Collected data entries:
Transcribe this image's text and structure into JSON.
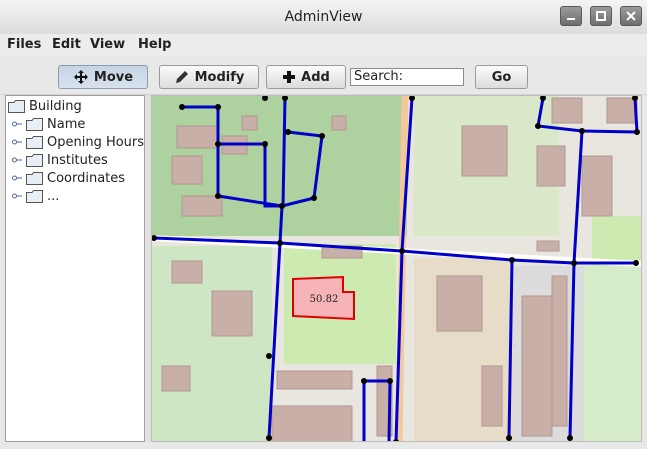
{
  "window": {
    "title": "AdminView"
  },
  "menubar": {
    "items": [
      "Files",
      "Edit",
      "View",
      "Help"
    ]
  },
  "toolbar": {
    "move_label": "Move",
    "modify_label": "Modify",
    "add_label": "Add",
    "search_placeholder": "Search:",
    "go_label": "Go"
  },
  "tree": {
    "root": "Building",
    "children": [
      "Name",
      "Opening Hours",
      "Institutes",
      "Coordinates",
      "..."
    ]
  },
  "map": {
    "selected_area_label": "50.82",
    "colors": {
      "path": "#0000c8",
      "node": "#000000",
      "selection_fill": "#f6b4b8",
      "selection_stroke": "#e00000"
    }
  }
}
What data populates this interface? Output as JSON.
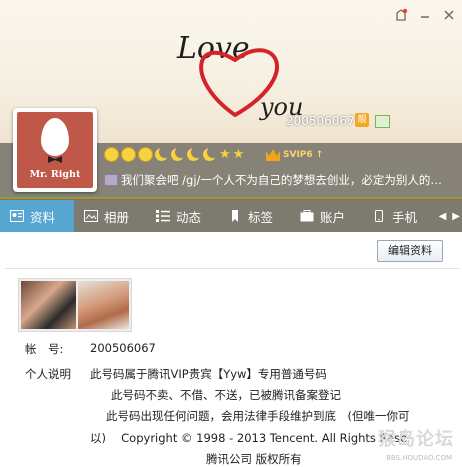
{
  "header": {
    "qq_number": "200506067",
    "vip_badge_text": "靓",
    "art_text_top": "Love",
    "art_text_bottom": "you",
    "avatar_text": "Mr. Right"
  },
  "status_strip": {
    "svip_text": "SVIP6",
    "svip_arrow": "↑",
    "signature": "我们聚会吧 /gj/一个人不为自己的梦想去创业，必定为别人的…"
  },
  "tabs": [
    {
      "label": "资料",
      "icon": "profile-card-icon",
      "active": true
    },
    {
      "label": "相册",
      "icon": "photo-album-icon",
      "active": false
    },
    {
      "label": "动态",
      "icon": "feed-list-icon",
      "active": false
    },
    {
      "label": "标签",
      "icon": "bookmark-tag-icon",
      "active": false
    },
    {
      "label": "账户",
      "icon": "wallet-icon",
      "active": false
    },
    {
      "label": "手机",
      "icon": "mobile-phone-icon",
      "active": false
    }
  ],
  "content": {
    "edit_button": "编辑资料",
    "account_label": "帐　号:",
    "account_value": "200506067",
    "desc_label": "个人说明",
    "desc_line1": "此号码属于腾讯VIP贵宾【Yyw】专用普通号码",
    "desc_line2": "此号码不卖、不借、不送，已被腾讯备案登记",
    "desc_line3": "此号码出现任何问题，会用法律手段维护到底　(但唯一你可",
    "desc_line4": "以)　 Copyright © 1998 - 2013 Tencent. All Rights Rese",
    "desc_line5": "腾讯公司 版权所有"
  },
  "watermark": {
    "main": "猴岛论坛",
    "sub": "BBS.HOUDAO.COM"
  },
  "colors": {
    "strip": "#868277",
    "tab_bar": "#7d7a70",
    "tab_active": "#56a6d1",
    "heart": "#d8222a",
    "avatar_bg": "#c0584a"
  }
}
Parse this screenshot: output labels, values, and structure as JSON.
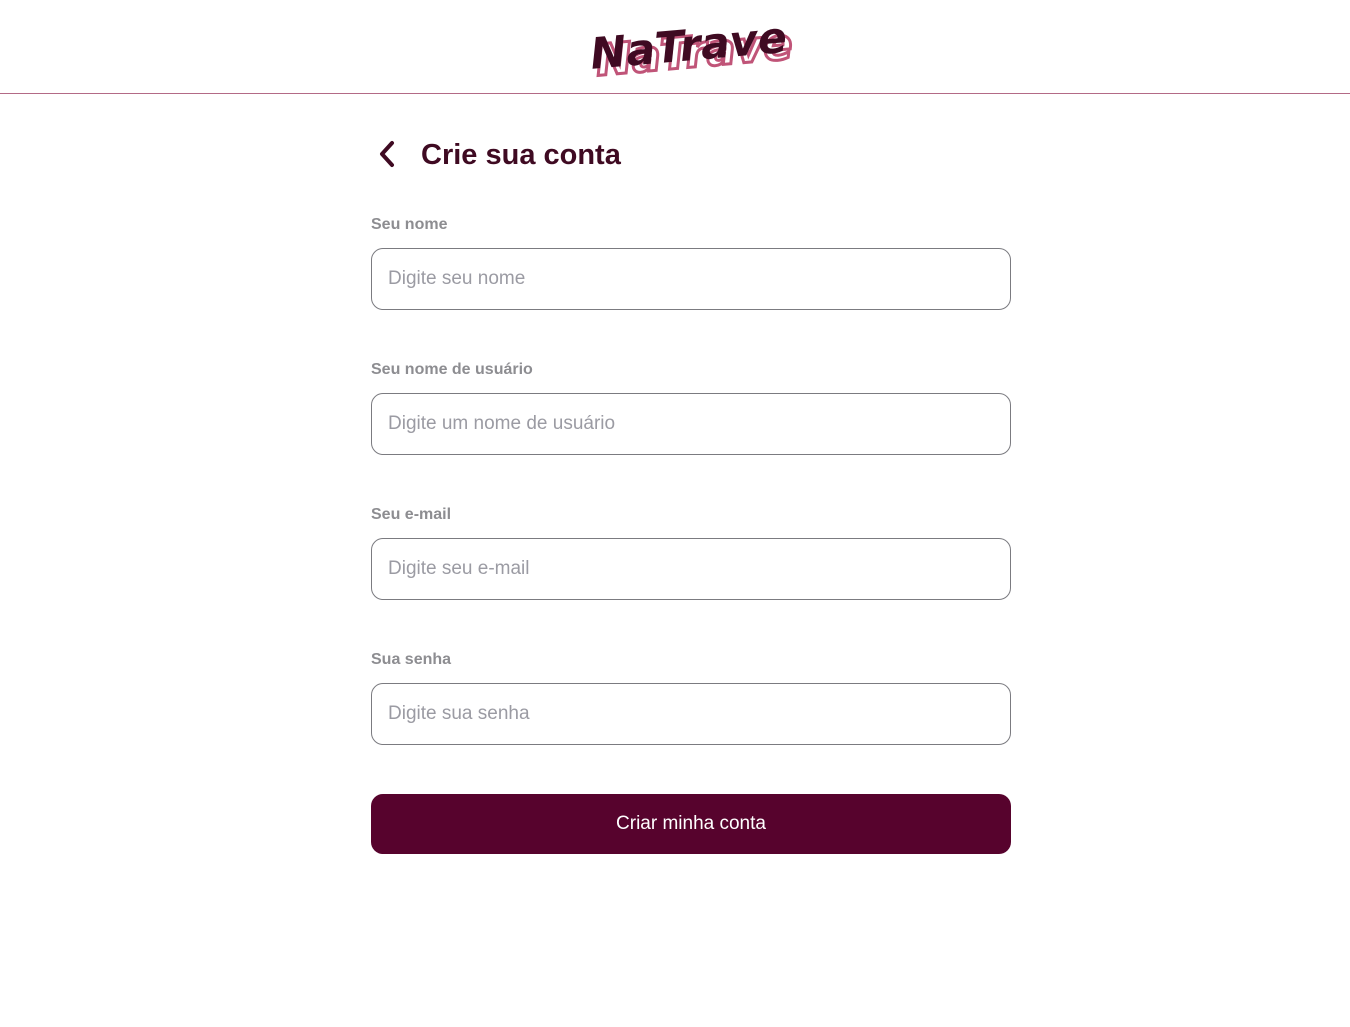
{
  "header": {
    "logo_text": "NaTrave",
    "colors": {
      "logo_primary": "#3f0a22",
      "logo_shadow": "#c05478",
      "divider": "#b36a86"
    }
  },
  "page": {
    "title": "Crie sua conta",
    "back_icon": "chevron-left-icon"
  },
  "form": {
    "fields": [
      {
        "label": "Seu nome",
        "placeholder": "Digite seu nome",
        "value": ""
      },
      {
        "label": "Seu nome de usuário",
        "placeholder": "Digite um nome de usuário",
        "value": ""
      },
      {
        "label": "Seu e-mail",
        "placeholder": "Digite seu e-mail",
        "value": ""
      },
      {
        "label": "Sua senha",
        "placeholder": "Digite sua senha",
        "value": ""
      }
    ],
    "submit_label": "Criar minha conta",
    "colors": {
      "submit_background": "#57032d",
      "submit_text": "#ffffff",
      "label": "#8d8d91",
      "input_border": "#7b7b80",
      "title": "#3f0a22"
    }
  }
}
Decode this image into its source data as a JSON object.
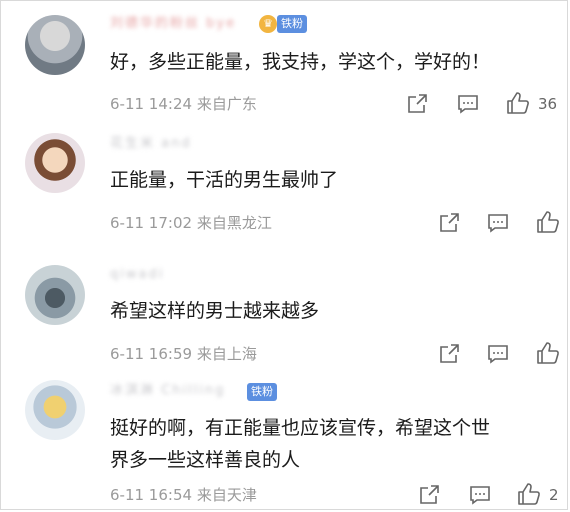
{
  "comments": [
    {
      "username": "刘德华的粉丝 bye",
      "badge": "铁粉",
      "text": "好，多些正能量，我支持，学这个，学好的！",
      "date": "6-11 14:24",
      "location": "来自广东",
      "likes": "36"
    },
    {
      "username": "花生米 and",
      "text": "正能量，干活的男生最帅了",
      "date": "6-11 17:02",
      "location": "来自黑龙江"
    },
    {
      "username": "qiwadi",
      "text": "希望这样的男士越来越多",
      "date": "6-11 16:59",
      "location": "来自上海"
    },
    {
      "username": "冰淇淋 Chilling",
      "badge": "铁粉",
      "text_line1": "挺好的啊，有正能量也应该宣传，希望这个世",
      "text_line2": "界多一些这样善良的人",
      "date": "6-11 16:54",
      "location": "来自天津",
      "likes": "2"
    }
  ],
  "icons": {
    "share": "share-icon",
    "comment": "comment-icon",
    "like": "thumbs-up-icon"
  }
}
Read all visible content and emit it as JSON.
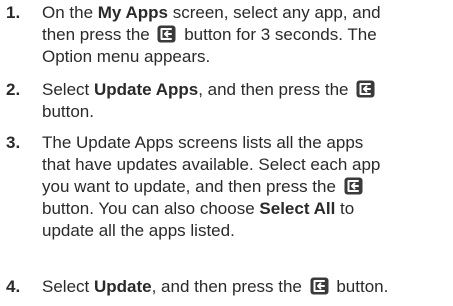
{
  "steps": [
    {
      "num": "1.",
      "lines": [
        [
          "On the ",
          {
            "b": "My Apps"
          },
          " screen, select any app, and"
        ],
        [
          "then press the ",
          {
            "icon": "enter-icon"
          },
          " button for 3 seconds. The"
        ],
        [
          "Option menu appears."
        ]
      ]
    },
    {
      "num": "2.",
      "lines": [
        [
          "Select ",
          {
            "b": "Update Apps"
          },
          ", and then press the ",
          {
            "icon": "enter-icon"
          }
        ],
        [
          "button."
        ]
      ]
    },
    {
      "num": "3.",
      "lines": [
        [
          "The Update Apps screens lists all the apps"
        ],
        [
          "that have updates available. Select each app"
        ],
        [
          "you want to update, and then press the ",
          {
            "icon": "enter-icon"
          }
        ],
        [
          "button. You can also choose ",
          {
            "b": "Select All"
          },
          " to"
        ],
        [
          "update all the apps listed."
        ]
      ]
    },
    {
      "num": "4.",
      "lines": [
        [
          "Select ",
          {
            "b": "Update"
          },
          ", and then press the ",
          {
            "icon": "enter-icon"
          },
          " button."
        ]
      ]
    }
  ],
  "colors": {
    "text": "#2a2a2a",
    "icon_bg": "#3a3a3a",
    "icon_fg": "#ffffff"
  }
}
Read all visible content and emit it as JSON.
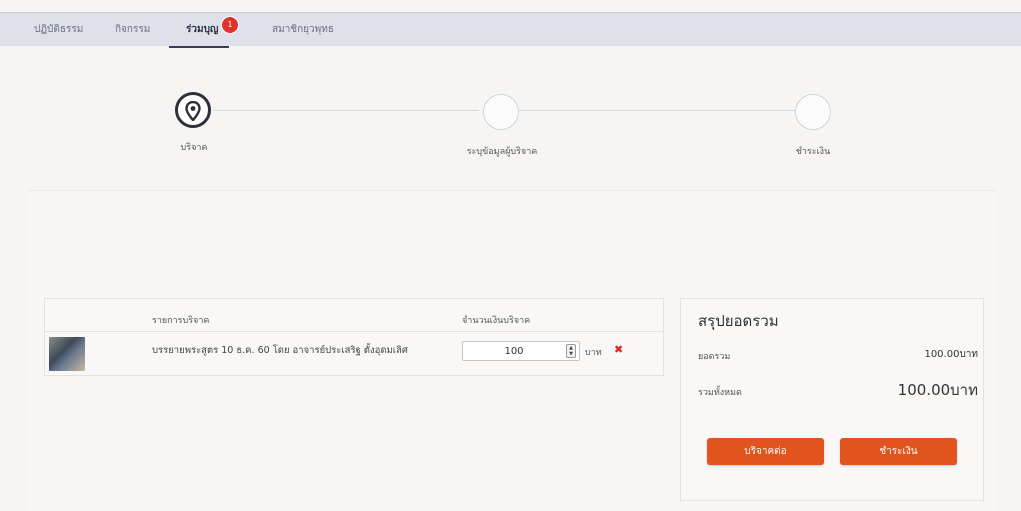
{
  "nav": {
    "items": [
      {
        "label": "ปฏิบัติธรรม"
      },
      {
        "label": "กิจกรรม"
      },
      {
        "label": "ร่วมบุญ",
        "badge": "1"
      },
      {
        "label": "สมาชิกยุวพุทธ"
      }
    ]
  },
  "stepper": {
    "steps": [
      {
        "label": "บริจาค"
      },
      {
        "label": "ระบุข้อมูลผู้บริจาค"
      },
      {
        "label": "ชำระเงิน"
      }
    ]
  },
  "table": {
    "headers": {
      "item": "รายการบริจาค",
      "amount": "จำนวนเงินบริจาค"
    },
    "rows": [
      {
        "name": "บรรยายพระสูตร 10 ธ.ค. 60 โดย อาจารย์ประเสริฐ ตั้งอุดมเลิศ",
        "amount": "100",
        "unit": "บาท",
        "remove_symbol": "✖"
      }
    ]
  },
  "summary": {
    "title": "สรุปยอดรวม",
    "subtotal_label": "ยอดรวม",
    "subtotal_value": "100.00บาท",
    "total_label": "รวมทั้งหมด",
    "total_value": "100.00บาท",
    "continue_button": "บริจาคต่อ",
    "pay_button": "ชำระเงิน"
  },
  "colors": {
    "accent": "#e2541d",
    "nav_bg": "#dfe1ea",
    "badge": "#e0312a"
  }
}
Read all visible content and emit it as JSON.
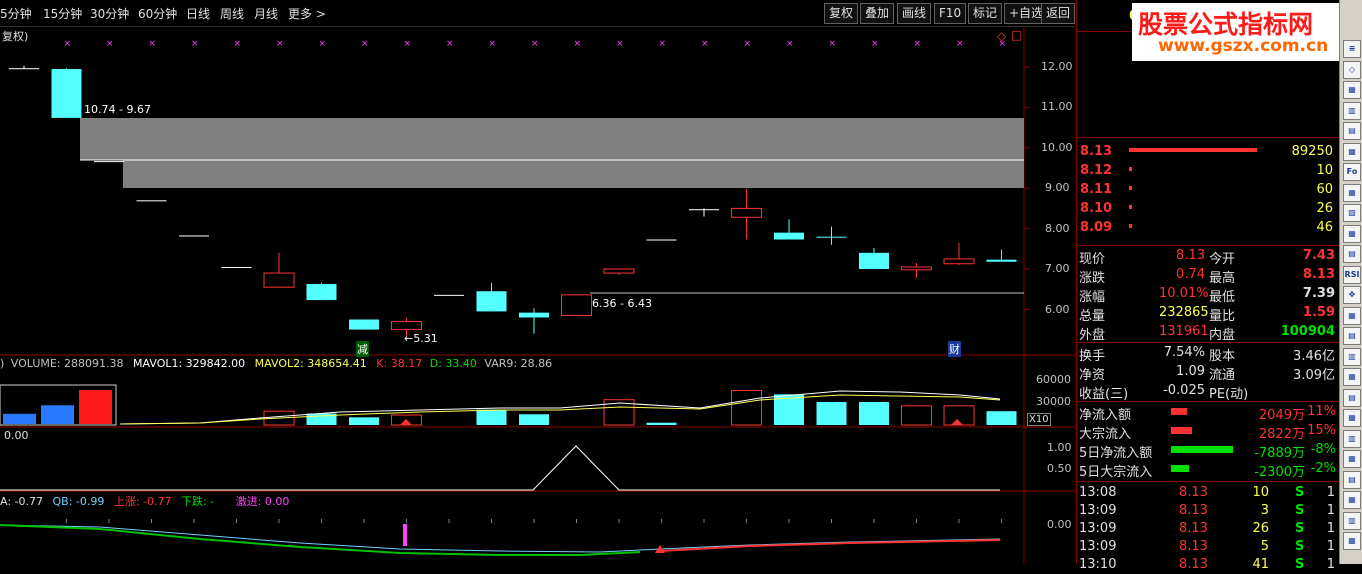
{
  "toolbar": {
    "periods": [
      "5分钟",
      "15分钟",
      "30分钟",
      "60分钟",
      "日线",
      "周线",
      "月线",
      "更多 >"
    ],
    "buttons": [
      "复权",
      "叠加",
      "画线",
      "F10",
      "标记",
      "+自选",
      "返回"
    ]
  },
  "chart": {
    "mode_label": "复权)",
    "price_axis": [
      "12.00",
      "11.00",
      "10.00",
      "9.00",
      "8.00",
      "7.00",
      "6.00"
    ],
    "annotations": {
      "zone_top": "10.74 - 9.67",
      "zone_low": "6.36 - 6.43",
      "low_mark": "←5.31",
      "tag_jian": "减",
      "tag_cai": "财"
    },
    "colors": {
      "up": "#ff3232",
      "down": "#54ffff",
      "zone": "#808080"
    },
    "candles": [
      {
        "o": 11.97,
        "c": 11.97,
        "h": 12.03,
        "l": 11.95
      },
      {
        "o": 11.95,
        "c": 10.74,
        "h": 11.97,
        "l": 10.74
      },
      {
        "o": 9.67,
        "c": 9.67,
        "h": 9.67,
        "l": 9.67
      },
      {
        "o": 8.7,
        "c": 8.7,
        "h": 8.7,
        "l": 8.7
      },
      {
        "o": 7.83,
        "c": 7.83,
        "h": 7.83,
        "l": 7.83
      },
      {
        "o": 7.05,
        "c": 7.05,
        "h": 7.05,
        "l": 7.05
      },
      {
        "o": 6.55,
        "c": 6.9,
        "h": 7.4,
        "l": 6.55
      },
      {
        "o": 6.63,
        "c": 6.23,
        "h": 6.66,
        "l": 6.23
      },
      {
        "o": 5.75,
        "c": 5.5,
        "h": 5.75,
        "l": 5.5
      },
      {
        "o": 5.5,
        "c": 5.7,
        "h": 5.8,
        "l": 5.31
      },
      {
        "o": 6.36,
        "c": 6.36,
        "h": 6.36,
        "l": 6.36
      },
      {
        "o": 6.45,
        "c": 5.95,
        "h": 6.66,
        "l": 5.95
      },
      {
        "o": 5.92,
        "c": 5.8,
        "h": 6.03,
        "l": 5.4
      },
      {
        "o": 5.85,
        "c": 6.36,
        "h": 6.36,
        "l": 5.85
      },
      {
        "o": 6.9,
        "c": 7.0,
        "h": 7.0,
        "l": 6.85
      },
      {
        "o": 7.73,
        "c": 7.73,
        "h": 7.73,
        "l": 7.73
      },
      {
        "o": 8.48,
        "c": 8.48,
        "h": 8.5,
        "l": 8.3
      },
      {
        "o": 8.28,
        "c": 8.5,
        "h": 8.98,
        "l": 7.73
      },
      {
        "o": 7.9,
        "c": 7.73,
        "h": 8.23,
        "l": 7.73
      },
      {
        "o": 7.8,
        "c": 7.78,
        "h": 8.05,
        "l": 7.6
      },
      {
        "o": 7.4,
        "c": 7.0,
        "h": 7.52,
        "l": 7.0
      },
      {
        "o": 6.98,
        "c": 7.05,
        "h": 7.15,
        "l": 6.78
      },
      {
        "o": 7.13,
        "c": 7.25,
        "h": 7.65,
        "l": 7.1
      },
      {
        "o": 7.23,
        "c": 7.18,
        "h": 7.48,
        "l": 7.18
      }
    ]
  },
  "volume": {
    "header": {
      "prefix": ")",
      "vol": "VOLUME: 288091.38",
      "mavol1": "MAVOL1: 329842.00",
      "mavol2": "MAVOL2: 348654.41",
      "k": "K: 38.17",
      "d": "D: 33.40",
      "var9": "VAR9: 28.86"
    },
    "axis": [
      "60000",
      "30000"
    ],
    "x10": "X10",
    "bars": [
      0,
      0,
      0,
      0,
      0,
      0,
      18000,
      15000,
      10000,
      13000,
      0,
      20000,
      14000,
      0,
      33000,
      3000,
      0,
      45000,
      40000,
      30000,
      30000,
      25000,
      25000,
      18000
    ],
    "inset": [
      {
        "v": 0.3,
        "up": false
      },
      {
        "v": 0.55,
        "up": false
      },
      {
        "v": 1.0,
        "up": true
      }
    ]
  },
  "osc": {
    "value_label": "0.00",
    "axis": [
      "1.00",
      "0.50"
    ]
  },
  "bottom": {
    "labels": {
      "a": "A: -0.77",
      "qb": "QB: -0.99",
      "up": "上涨: -0.77",
      "down": "下跌: -",
      "aggr": "激进: 0.00"
    },
    "axis": "0.00"
  },
  "quote": {
    "top_code": "0",
    "order_book": [
      {
        "price": "8.13",
        "vol": "89250",
        "bar": 1.0
      },
      {
        "price": "8.12",
        "vol": "10",
        "bar": 0.02
      },
      {
        "price": "8.11",
        "vol": "60",
        "bar": 0.02
      },
      {
        "price": "8.10",
        "vol": "26",
        "bar": 0.02
      },
      {
        "price": "8.09",
        "vol": "46",
        "bar": 0.02
      }
    ],
    "stats": [
      {
        "l1": "现价",
        "v1": "8.13",
        "c1": "#ff3232",
        "l2": "今开",
        "v2": "7.43",
        "c2": "#ff3232"
      },
      {
        "l1": "涨跌",
        "v1": "0.74",
        "c1": "#ff3232",
        "l2": "最高",
        "v2": "8.13",
        "c2": "#ff3232"
      },
      {
        "l1": "涨幅",
        "v1": "10.01%",
        "c1": "#ff3232",
        "l2": "最低",
        "v2": "7.39",
        "c2": "#e0e0e0"
      },
      {
        "l1": "总量",
        "v1": "232865",
        "c1": "#ffff54",
        "l2": "量比",
        "v2": "1.59",
        "c2": "#ff3232"
      },
      {
        "l1": "外盘",
        "v1": "131961",
        "c1": "#ff3232",
        "l2": "内盘",
        "v2": "100904",
        "c2": "#00e000"
      }
    ],
    "stats2": [
      {
        "l1": "换手",
        "v1": "7.54%",
        "l2": "股本",
        "v2": "3.46亿"
      },
      {
        "l1": "净资",
        "v1": "1.09",
        "l2": "流通",
        "v2": "3.09亿"
      },
      {
        "l1": "收益(三)",
        "v1": "-0.025",
        "l2": "PE(动)",
        "v2": ""
      }
    ],
    "flows": [
      {
        "label": "净流入额",
        "value": "2049万",
        "pct": "11%",
        "color": "#ff3232",
        "bar": 0.25
      },
      {
        "label": "大宗流入",
        "value": "2822万",
        "pct": "15%",
        "color": "#ff3232",
        "bar": 0.34
      },
      {
        "label": "5日净流入额",
        "value": "-7889万",
        "pct": "-8%",
        "color": "#00e000",
        "bar": 1.0
      },
      {
        "label": "5日大宗流入",
        "value": "-2300万",
        "pct": "-2%",
        "color": "#00e000",
        "bar": 0.29
      }
    ],
    "ticks": [
      {
        "time": "13:08",
        "price": "8.13",
        "vol": "10",
        "side": "S",
        "n": "1"
      },
      {
        "time": "13:09",
        "price": "8.13",
        "vol": "3",
        "side": "S",
        "n": "1"
      },
      {
        "time": "13:09",
        "price": "8.13",
        "vol": "26",
        "side": "S",
        "n": "1"
      },
      {
        "time": "13:09",
        "price": "8.13",
        "vol": "5",
        "side": "S",
        "n": "1"
      },
      {
        "time": "13:10",
        "price": "8.13",
        "vol": "41",
        "side": "S",
        "n": "1"
      }
    ]
  },
  "logo": {
    "line1": "股票公式指标网",
    "line2": "www.gszx.com.cn"
  },
  "sidebar_icons": [
    "≡",
    "◇",
    "▦",
    "▥",
    "▤",
    "▦",
    "Fo",
    "▦",
    "▧",
    "▦",
    "▤",
    "RSI",
    "✥",
    "▦",
    "▤",
    "▥",
    "▦",
    "▤",
    "▦",
    "▥",
    "▦",
    "▤",
    "▦",
    "▥",
    "▦"
  ]
}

• [WHAT NEEDS TO BE DONE]
Return every line containing "into".

• [EXERCISE RESPONSE]
Transcribe this image's text and structure into JSON.
Decode this image into its source data as a JSON object.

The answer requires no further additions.